▶ _Entries taken from a collection_:
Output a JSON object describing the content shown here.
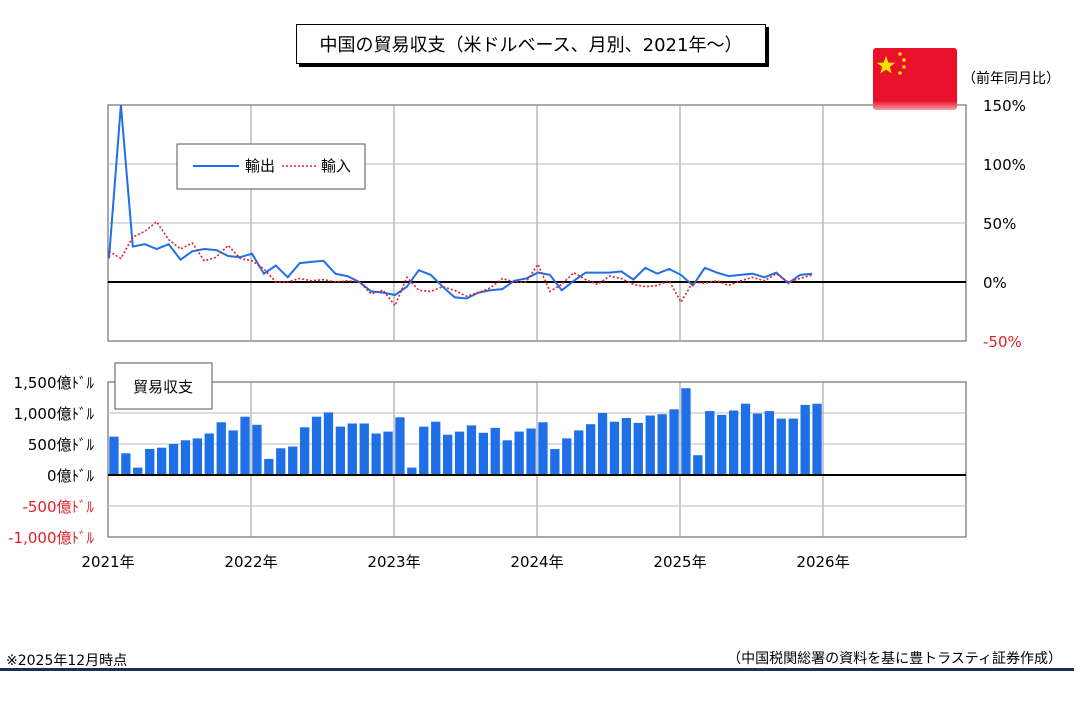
{
  "title": "中国の貿易収支（米ドルベース、月別、2021年～）",
  "unit_label": "（前年同月比）",
  "note": "※2025年12月時点",
  "source": "（中国税関総署の資料を基に豊トラスティ証券作成）",
  "flag": {
    "red": "#e8102a",
    "yellow": "#ffde00"
  },
  "colors": {
    "export_line": "#1f6fe6",
    "import_line": "#e0202a",
    "bar": "#1f6fe6",
    "negative_label": "#e0202a"
  },
  "chart_data": [
    {
      "type": "line",
      "legend": [
        "輸出",
        "輸入"
      ],
      "legend_placement": "top-left",
      "ylim": [
        -50,
        150
      ],
      "yticks": [
        "150%",
        "100%",
        "50%",
        "0%",
        "-50%"
      ],
      "grid": true,
      "x_start": "2021-01",
      "x_range": [
        "2021-01",
        "2027-01"
      ],
      "xticks": [
        "2021年",
        "2022年",
        "2023年",
        "2024年",
        "2025年",
        "2026年"
      ],
      "series": [
        {
          "name": "輸出",
          "style": "solid",
          "values": [
            20,
            150,
            30,
            32,
            28,
            32,
            19,
            26,
            28,
            27,
            22,
            21,
            24,
            7,
            14,
            4,
            16,
            17,
            18,
            7,
            5,
            0,
            -8,
            -9,
            -11,
            -4,
            10,
            6,
            -4,
            -13,
            -14,
            -9,
            -7,
            -6,
            1,
            3,
            8,
            6,
            -7,
            1,
            8,
            8,
            8,
            9,
            2,
            12,
            7,
            11,
            6,
            -3,
            12,
            8,
            5,
            6,
            7,
            4,
            8,
            -1,
            6,
            7
          ]
        },
        {
          "name": "輸入",
          "style": "dotted",
          "values": [
            26,
            20,
            38,
            43,
            51,
            36,
            28,
            33,
            18,
            21,
            31,
            20,
            18,
            11,
            0,
            0,
            3,
            1,
            2,
            0,
            1,
            0,
            -10,
            -7,
            -20,
            4,
            -7,
            -8,
            -4,
            -7,
            -12,
            -9,
            -5,
            3,
            0,
            0,
            15,
            -8,
            -2,
            8,
            2,
            -2,
            5,
            3,
            -2,
            -4,
            -3,
            1,
            -17,
            0,
            -1,
            1,
            -3,
            1,
            4,
            1,
            7,
            0,
            3,
            6
          ]
        }
      ]
    },
    {
      "type": "bar",
      "legend": [
        "貿易収支"
      ],
      "legend_placement": "top-left",
      "ylim": [
        -1000,
        1500
      ],
      "yticks": [
        "1,500億ﾄﾞﾙ",
        "1,000億ﾄﾞﾙ",
        "500億ﾄﾞﾙ",
        "0億ﾄﾞﾙ",
        "-500億ﾄﾞﾙ",
        "-1,000億ﾄﾞﾙ"
      ],
      "grid": true,
      "x_start": "2021-01",
      "x_range": [
        "2021-01",
        "2027-01"
      ],
      "xticks": [
        "2021年",
        "2022年",
        "2023年",
        "2024年",
        "2025年",
        "2026年"
      ],
      "series": [
        {
          "name": "貿易収支",
          "values": [
            620,
            350,
            120,
            420,
            440,
            500,
            560,
            590,
            670,
            850,
            720,
            940,
            810,
            260,
            430,
            460,
            770,
            940,
            1010,
            780,
            830,
            830,
            670,
            700,
            930,
            120,
            780,
            860,
            650,
            700,
            800,
            680,
            760,
            560,
            700,
            750,
            850,
            420,
            590,
            720,
            820,
            1000,
            860,
            920,
            840,
            960,
            980,
            1060,
            1400,
            320,
            1030,
            970,
            1040,
            1150,
            990,
            1030,
            910,
            910,
            1130,
            1150
          ]
        }
      ]
    }
  ]
}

▶ _Exercise aim_: Repeat all the data as it stands, dropping any images it holds.

▶ _Full response_:
Output a JSON object describing the content shown here.
{
  "title": "中国の貿易収支（米ドルベース、月別、2021年～）",
  "unit_label": "（前年同月比）",
  "note": "※2025年12月時点",
  "source": "（中国税関総署の資料を基に豊トラスティ証券作成）",
  "flag": {
    "red": "#e8102a",
    "yellow": "#ffde00"
  },
  "colors": {
    "export_line": "#1f6fe6",
    "import_line": "#e0202a",
    "bar": "#1f6fe6",
    "negative_label": "#e0202a"
  },
  "chart_data": [
    {
      "type": "line",
      "legend": [
        "輸出",
        "輸入"
      ],
      "legend_placement": "top-left",
      "ylim": [
        -50,
        150
      ],
      "yticks": [
        "150%",
        "100%",
        "50%",
        "0%",
        "-50%"
      ],
      "grid": true,
      "x_start": "2021-01",
      "x_range": [
        "2021-01",
        "2027-01"
      ],
      "xticks": [
        "2021年",
        "2022年",
        "2023年",
        "2024年",
        "2025年",
        "2026年"
      ],
      "series": [
        {
          "name": "輸出",
          "style": "solid",
          "values": [
            20,
            150,
            30,
            32,
            28,
            32,
            19,
            26,
            28,
            27,
            22,
            21,
            24,
            7,
            14,
            4,
            16,
            17,
            18,
            7,
            5,
            0,
            -8,
            -9,
            -11,
            -4,
            10,
            6,
            -4,
            -13,
            -14,
            -9,
            -7,
            -6,
            1,
            3,
            8,
            6,
            -7,
            1,
            8,
            8,
            8,
            9,
            2,
            12,
            7,
            11,
            6,
            -3,
            12,
            8,
            5,
            6,
            7,
            4,
            8,
            -1,
            6,
            7
          ]
        },
        {
          "name": "輸入",
          "style": "dotted",
          "values": [
            26,
            20,
            38,
            43,
            51,
            36,
            28,
            33,
            18,
            21,
            31,
            20,
            18,
            11,
            0,
            0,
            3,
            1,
            2,
            0,
            1,
            0,
            -10,
            -7,
            -20,
            4,
            -7,
            -8,
            -4,
            -7,
            -12,
            -9,
            -5,
            3,
            0,
            0,
            15,
            -8,
            -2,
            8,
            2,
            -2,
            5,
            3,
            -2,
            -4,
            -3,
            1,
            -17,
            0,
            -1,
            1,
            -3,
            1,
            4,
            1,
            7,
            0,
            3,
            6
          ]
        }
      ]
    },
    {
      "type": "bar",
      "legend": [
        "貿易収支"
      ],
      "legend_placement": "top-left",
      "ylim": [
        -1000,
        1500
      ],
      "yticks": [
        "1,500億ﾄﾞﾙ",
        "1,000億ﾄﾞﾙ",
        "500億ﾄﾞﾙ",
        "0億ﾄﾞﾙ",
        "-500億ﾄﾞﾙ",
        "-1,000億ﾄﾞﾙ"
      ],
      "grid": true,
      "x_start": "2021-01",
      "x_range": [
        "2021-01",
        "2027-01"
      ],
      "xticks": [
        "2021年",
        "2022年",
        "2023年",
        "2024年",
        "2025年",
        "2026年"
      ],
      "series": [
        {
          "name": "貿易収支",
          "values": [
            620,
            350,
            120,
            420,
            440,
            500,
            560,
            590,
            670,
            850,
            720,
            940,
            810,
            260,
            430,
            460,
            770,
            940,
            1010,
            780,
            830,
            830,
            670,
            700,
            930,
            120,
            780,
            860,
            650,
            700,
            800,
            680,
            760,
            560,
            700,
            750,
            850,
            420,
            590,
            720,
            820,
            1000,
            860,
            920,
            840,
            960,
            980,
            1060,
            1400,
            320,
            1030,
            970,
            1040,
            1150,
            990,
            1030,
            910,
            910,
            1130,
            1150
          ]
        }
      ]
    }
  ]
}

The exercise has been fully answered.